Data entries:

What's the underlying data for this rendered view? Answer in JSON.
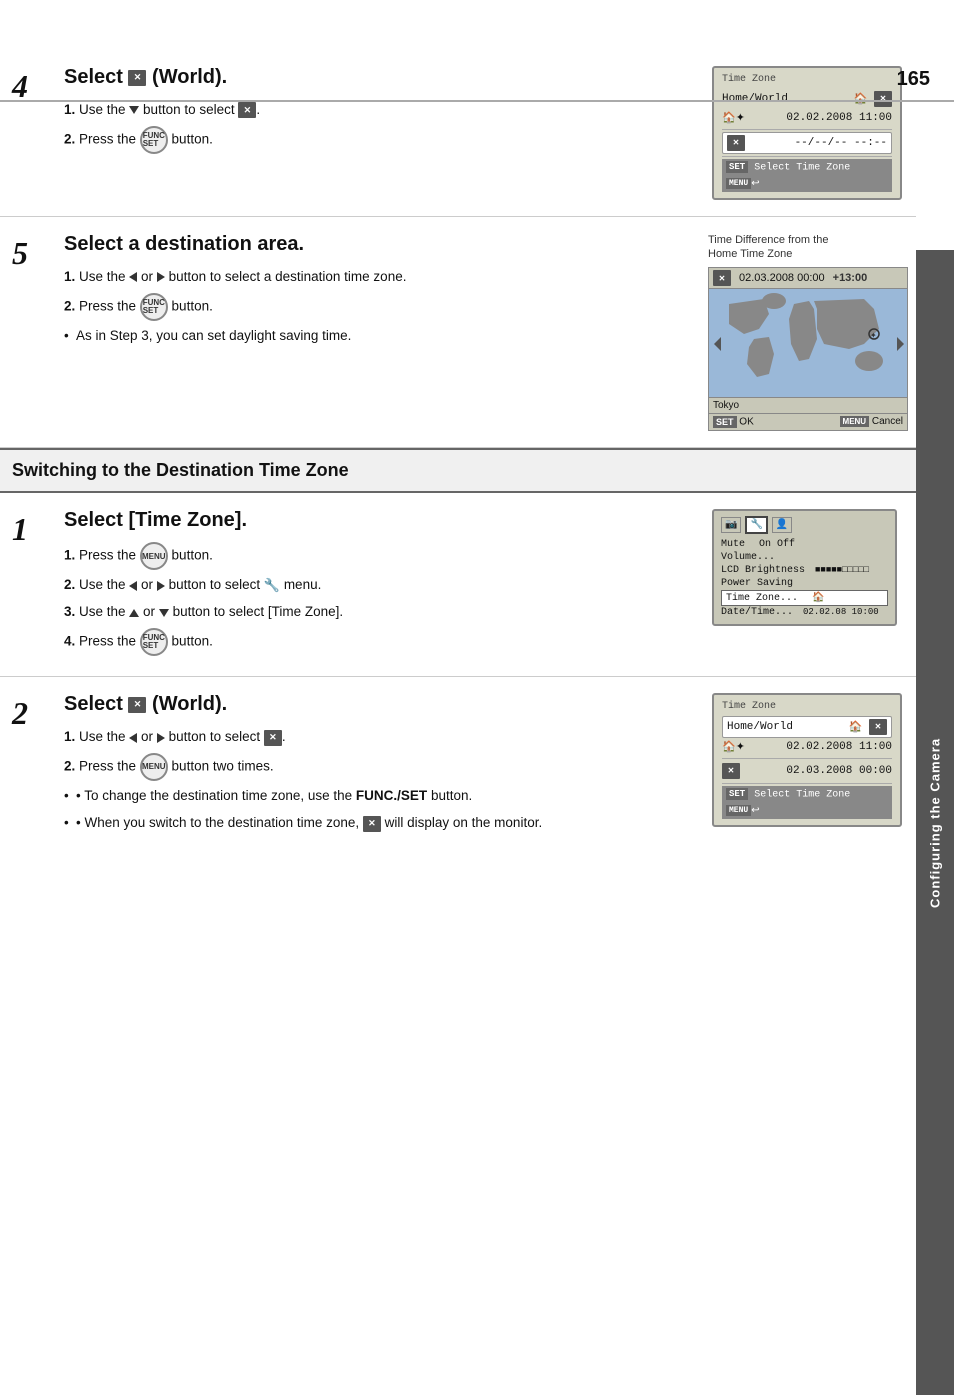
{
  "page": {
    "number": "165",
    "sidebar_label": "Configuring the Camera"
  },
  "sections": {
    "step4": {
      "num": "4",
      "title": "Select",
      "title_icon": "world",
      "title_suffix": "(World).",
      "step1_text": "Use the",
      "step1_arrow": "down-arrow",
      "step1_suffix": "button to select",
      "step1_icon": "world",
      "step2_text": "Press the",
      "step2_btn": "FUNC/SET",
      "step2_suffix": "button.",
      "screen": {
        "title": "Time Zone",
        "row1_label": "Home/World",
        "row1_icons": "home world",
        "row2_label": "02.02.2008 11:00",
        "row3_label": "--/--/-- --:--",
        "row3_selected": true,
        "bottom1": "SET Select Time Zone",
        "bottom2": "MENU"
      }
    },
    "step5": {
      "num": "5",
      "title": "Select a destination area.",
      "note_label": "Time Difference from the Home Time Zone",
      "step1_text": "Use the",
      "step1_suffix": "or",
      "step1_arrow1": "left-arrow",
      "step1_arrow2": "right-arrow",
      "step1_end": "button to select a destination time zone.",
      "step2_text": "Press the",
      "step2_btn": "FUNC/SET",
      "step2_suffix": "button.",
      "bullet1": "As in Step 3, you can set daylight saving time.",
      "screen": {
        "header": "02.03.2008 00:00  +13:00",
        "city": "Tokyo",
        "bottom_left": "SET OK",
        "bottom_right": "MENU Cancel"
      }
    },
    "switching": {
      "title": "Switching to the Destination Time Zone"
    },
    "step_s1": {
      "num": "1",
      "title": "Select [Time Zone].",
      "step1_text": "Press the",
      "step1_btn": "MENU",
      "step1_suffix": "button.",
      "step2_text": "Use the",
      "step2_a1": "left-arrow",
      "step2_or": "or",
      "step2_a2": "right-arrow",
      "step2_suffix": "button to select",
      "step2_icon": "wrench",
      "step2_end": "menu.",
      "step3_text": "Use the",
      "step3_a1": "up-arrow",
      "step3_or": "or",
      "step3_a2": "down-arrow",
      "step3_suffix": "button to select [Time Zone].",
      "step4_text": "Press the",
      "step4_btn": "FUNC/SET",
      "step4_suffix": "button.",
      "screen": {
        "tabs": [
          "camera",
          "wrench1",
          "wrench2"
        ],
        "row_mute": "Mute",
        "row_mute_val": "On Off",
        "row_volume": "Volume...",
        "row_lcd": "LCD Brightness",
        "row_lcd_bar": "■■■■■■■□□□□□",
        "row_power": "Power Saving",
        "row_timezone": "Time Zone...",
        "row_timezone_icon": "home",
        "row_datetime": "Date/Time...",
        "row_datetime_val": "02.02.08 10:00"
      }
    },
    "step_s2": {
      "num": "2",
      "title": "Select",
      "title_icon": "world",
      "title_suffix": "(World).",
      "step1_text": "Use the",
      "step1_a1": "left-arrow",
      "step1_or": "or",
      "step1_a2": "right-arrow",
      "step1_suffix": "button to select",
      "step1_icon": "world",
      "step2_text": "Press the",
      "step2_btn": "MENU",
      "step2_suffix": "button two times.",
      "bullet1": "To change the destination time zone, use the",
      "bullet1_bold": "FUNC./SET",
      "bullet1_end": "button.",
      "bullet2_pre": "When you switch to the destination time zone,",
      "bullet2_icon": "world",
      "bullet2_end": "will display on the monitor.",
      "screen": {
        "title": "Time Zone",
        "row1_label": "Home/World",
        "row1_icons": "home world",
        "row2_label": "02.02.2008 11:00",
        "row3_label": "02.03.2008 00:00",
        "bottom1": "SET Select Time Zone",
        "bottom2": "MENU"
      }
    }
  }
}
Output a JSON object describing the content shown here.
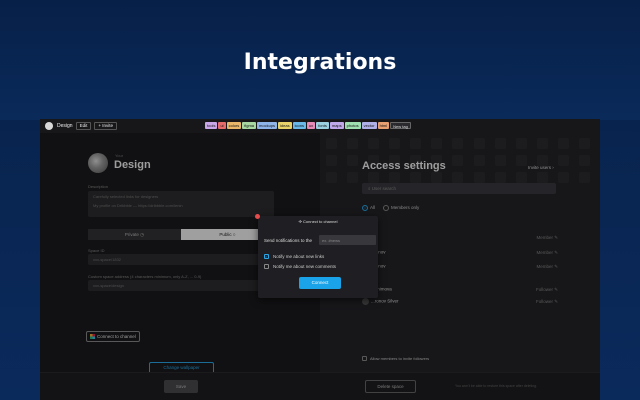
{
  "hero": {
    "title": "Integrations"
  },
  "topbar": {
    "title": "Design",
    "edit_label": "Edit",
    "invite_label": "+ Invite",
    "tags": [
      {
        "label": "tools",
        "color": "#c9a6e8"
      },
      {
        "label": "ui",
        "color": "#e66b6b"
      },
      {
        "label": "colors",
        "color": "#e8b76a"
      },
      {
        "label": "figma",
        "color": "#a8d8a0"
      },
      {
        "label": "mockups",
        "color": "#8fb5e8"
      },
      {
        "label": "ideas",
        "color": "#e8d36a"
      },
      {
        "label": "icons",
        "color": "#6ab8e8"
      },
      {
        "label": "ux",
        "color": "#e88ab8"
      },
      {
        "label": "fonts",
        "color": "#9ad0e0"
      },
      {
        "label": "maps",
        "color": "#c0a8e8"
      },
      {
        "label": "photos",
        "color": "#a0e0b0"
      },
      {
        "label": "vector",
        "color": "#b0b0e8"
      },
      {
        "label": "html",
        "color": "#e8a070"
      },
      {
        "label": "New tag",
        "color": "#2a2a2e"
      }
    ]
  },
  "space": {
    "label": "Your",
    "name": "Design",
    "description_label": "Description",
    "description_line1": "Carefully selected links for designers",
    "description_line2": "My profile on Dribbble — https://dribbble.com/lenin",
    "private_label": "Private",
    "public_label": "Public",
    "id_label": "Space ID",
    "id_value": "xxx-space/1832",
    "address_label": "Custom space address (4 characters minimum, only A-Z, ... 0-9)",
    "address_value": "xxx-space/design",
    "slack_label": "Connect to channel",
    "wallpaper_label": "Change wallpaper",
    "save_label": "Save"
  },
  "access": {
    "title": "Access settings",
    "invite_label": "Invite users",
    "search_placeholder": "User search",
    "radio_all": "All",
    "radio_members": "Members only",
    "users": [
      {
        "name": "...",
        "role": "Member"
      },
      {
        "name": "...dinov",
        "role": "Member"
      },
      {
        "name": "...dinov",
        "role": "Member"
      },
      {
        "name": "...animova",
        "role": "Follower"
      },
      {
        "name": "...ronov Silver",
        "role": "Follower"
      }
    ],
    "allow_label": "Allow members to invite followers",
    "delete_label": "Delete space",
    "warning": "You won't be able to restore this space after deleting."
  },
  "modal": {
    "title": "Connect to channel",
    "send_label": "Send notifications to the",
    "channel_placeholder": "ex. #news",
    "check_links": "Notify me about new links",
    "check_comments": "Notify me about new comments",
    "connect_label": "Connect"
  }
}
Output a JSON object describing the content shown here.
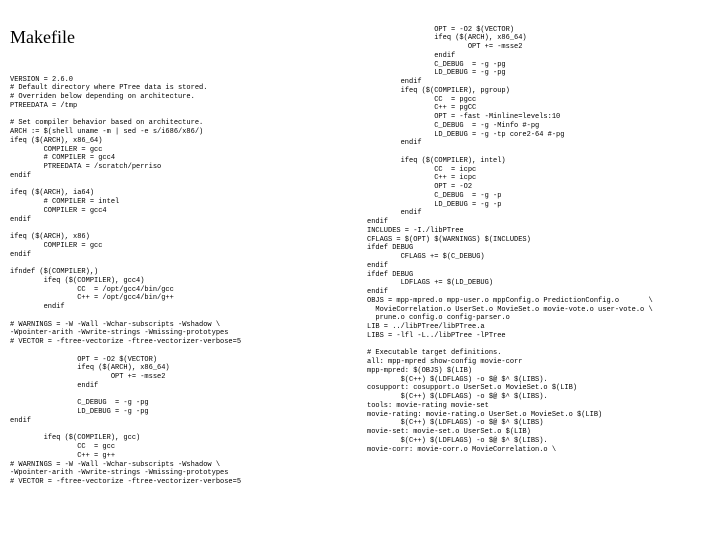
{
  "title": "Makefile",
  "left": "VERSION = 2.6.0\n# Default directory where PTree data is stored.\n# Overriden below depending on architecture.\nPTREEDATA = /tmp\n\n# Set compiler behavior based on architecture.\nARCH := $(shell uname -m | sed -e s/i686/x86/)\nifeq ($(ARCH), x86_64)\n        COMPILER = gcc\n        # COMPILER = gcc4\n        PTREEDATA = /scratch/perriso\nendif\n\nifeq ($(ARCH), ia64)\n        # COMPILER = intel\n        COMPILER = gcc4\nendif\n\nifeq ($(ARCH), x86)\n        COMPILER = gcc\nendif\n\nifndef ($(COMPILER),)\n        ifeq ($(COMPILER), gcc4)\n                CC  = /opt/gcc4/bin/gcc\n                C++ = /opt/gcc4/bin/g++\n        endif\n\n# WARNINGS = -W -Wall -Wchar-subscripts -Wshadow \\\n-Wpointer-arith -Wwrite-strings -Wmissing-prototypes\n# VECTOR = -ftree-vectorize -ftree-vectorizer-verbose=5\n\n                OPT = -O2 $(VECTOR)\n                ifeq ($(ARCH), x86_64)\n                        OPT += -msse2\n                endif\n\n                C_DEBUG  = -g -pg\n                LD_DEBUG = -g -pg\nendif\n\n        ifeq ($(COMPILER), gcc)\n                CC  = gcc\n                C++ = g++\n# WARNINGS = -W -Wall -Wchar-subscripts -Wshadow \\\n-Wpointer-arith -Wwrite-strings -Wmissing-prototypes\n# VECTOR = -ftree-vectorize -ftree-vectorizer-verbose=5",
  "right": "                OPT = -O2 $(VECTOR)\n                ifeq ($(ARCH), x86_64)\n                        OPT += -msse2\n                endif\n                C_DEBUG  = -g -pg\n                LD_DEBUG = -g -pg\n        endif\n        ifeq ($(COMPILER), pgroup)\n                CC  = pgcc\n                C++ = pgCC\n                OPT = -fast -Minline=levels:10\n                C_DEBUG  = -g -Minfo #-pg\n                LD_DEBUG = -g -tp core2-64 #-pg\n        endif\n\n        ifeq ($(COMPILER), intel)\n                CC  = icpc\n                C++ = icpc\n                OPT = -O2\n                C_DEBUG  = -g -p\n                LD_DEBUG = -g -p\n        endif\nendif\nINCLUDES = -I./libPTree\nCFLAGS = $(OPT) $(WARNINGS) $(INCLUDES)\nifdef DEBUG\n        CFLAGS += $(C_DEBUG)\nendif\nifdef DEBUG\n        LDFLAGS += $(LD_DEBUG)\nendif\nOBJS = mpp-mpred.o mpp-user.o mppConfig.o PredictionConfig.o       \\\n  MovieCorrelation.o UserSet.o MovieSet.o movie-vote.o user-vote.o \\\n  prune.o config.o config-parser.o\nLIB = ../libPTree/libPTree.a\nLIBS = -lfl -L../libPTree -lPTree\n\n# Executable target definitions.\nall: mpp-mpred show-config movie-corr\nmpp-mpred: $(OBJS) $(LIB)\n        $(C++) $(LDFLAGS) -o $@ $^ $(LIBS).\ncosupport: cosupport.o UserSet.o MovieSet.o $(LIB)\n        $(C++) $(LDFLAGS) -o $@ $^ $(LIBS).\ntools: movie-rating movie-set\nmovie-rating: movie-rating.o UserSet.o MovieSet.o $(LIB)\n        $(C++) $(LDFLAGS) -o $@ $^ $(LIBS)\nmovie-set: movie-set.o UserSet.o $(LIB)\n        $(C++) $(LDFLAGS) -o $@ $^ $(LIBS).\nmovie-corr: movie-corr.o MovieCorrelation.o \\"
}
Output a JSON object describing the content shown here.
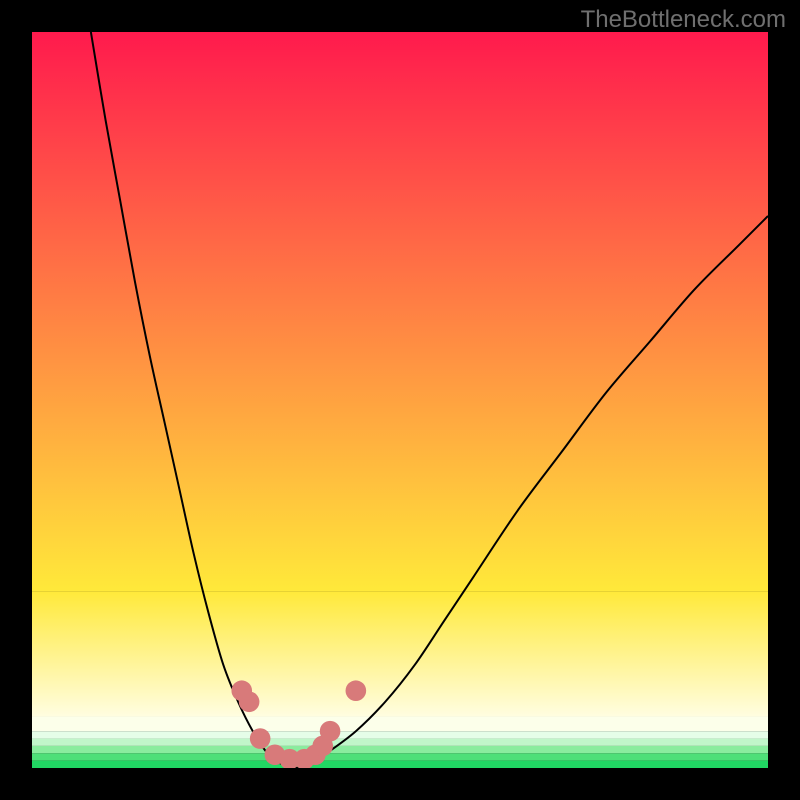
{
  "watermark": "TheBottleneck.com",
  "chart_data": {
    "type": "line",
    "title": "",
    "xlabel": "",
    "ylabel": "",
    "xlim": [
      0,
      100
    ],
    "ylim": [
      0,
      100
    ],
    "series": [
      {
        "name": "curve-left",
        "x": [
          8,
          10,
          12,
          14,
          16,
          18,
          20,
          22,
          24,
          26,
          28,
          30,
          32,
          34,
          36
        ],
        "values": [
          100,
          88,
          77,
          66,
          56,
          47,
          38,
          29,
          21,
          14,
          9,
          5,
          2,
          0.5,
          0
        ]
      },
      {
        "name": "curve-right",
        "x": [
          36,
          38,
          40,
          44,
          48,
          52,
          56,
          60,
          66,
          72,
          78,
          84,
          90,
          96,
          100
        ],
        "values": [
          0,
          0.8,
          2,
          5,
          9,
          14,
          20,
          26,
          35,
          43,
          51,
          58,
          65,
          71,
          75
        ]
      }
    ],
    "markers": {
      "name": "points",
      "x": [
        28.5,
        29.5,
        31,
        33,
        35,
        37,
        38.5,
        39.5,
        40.5,
        44
      ],
      "values": [
        10.5,
        9,
        4,
        1.8,
        1.2,
        1.2,
        1.8,
        3,
        5,
        10.5
      ],
      "color": "#d87a7a"
    },
    "gradient_bands": [
      {
        "y0": 100,
        "y1": 24,
        "stops": [
          [
            "0%",
            "#ff1a4d"
          ],
          [
            "100%",
            "#ffe93a"
          ]
        ]
      },
      {
        "y0": 24,
        "y1": 7,
        "stops": [
          [
            "0%",
            "#ffe93a"
          ],
          [
            "100%",
            "#fffde0"
          ]
        ]
      },
      {
        "y0": 7,
        "y1": 5,
        "color": "#fcffea"
      },
      {
        "y0": 5,
        "y1": 4,
        "color": "#e5fde8"
      },
      {
        "y0": 4,
        "y1": 3,
        "color": "#c1f6ca"
      },
      {
        "y0": 3,
        "y1": 2,
        "color": "#8aec9e"
      },
      {
        "y0": 2,
        "y1": 1,
        "color": "#4edf78"
      },
      {
        "y0": 1,
        "y1": 0,
        "color": "#21d663"
      }
    ]
  }
}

■ Direction:
Scan the data above and copy every line with "links" in it.

■ Reply:
    "description_line1": "Carefully selected links for designers",
    "check_links": "Notify me about new links",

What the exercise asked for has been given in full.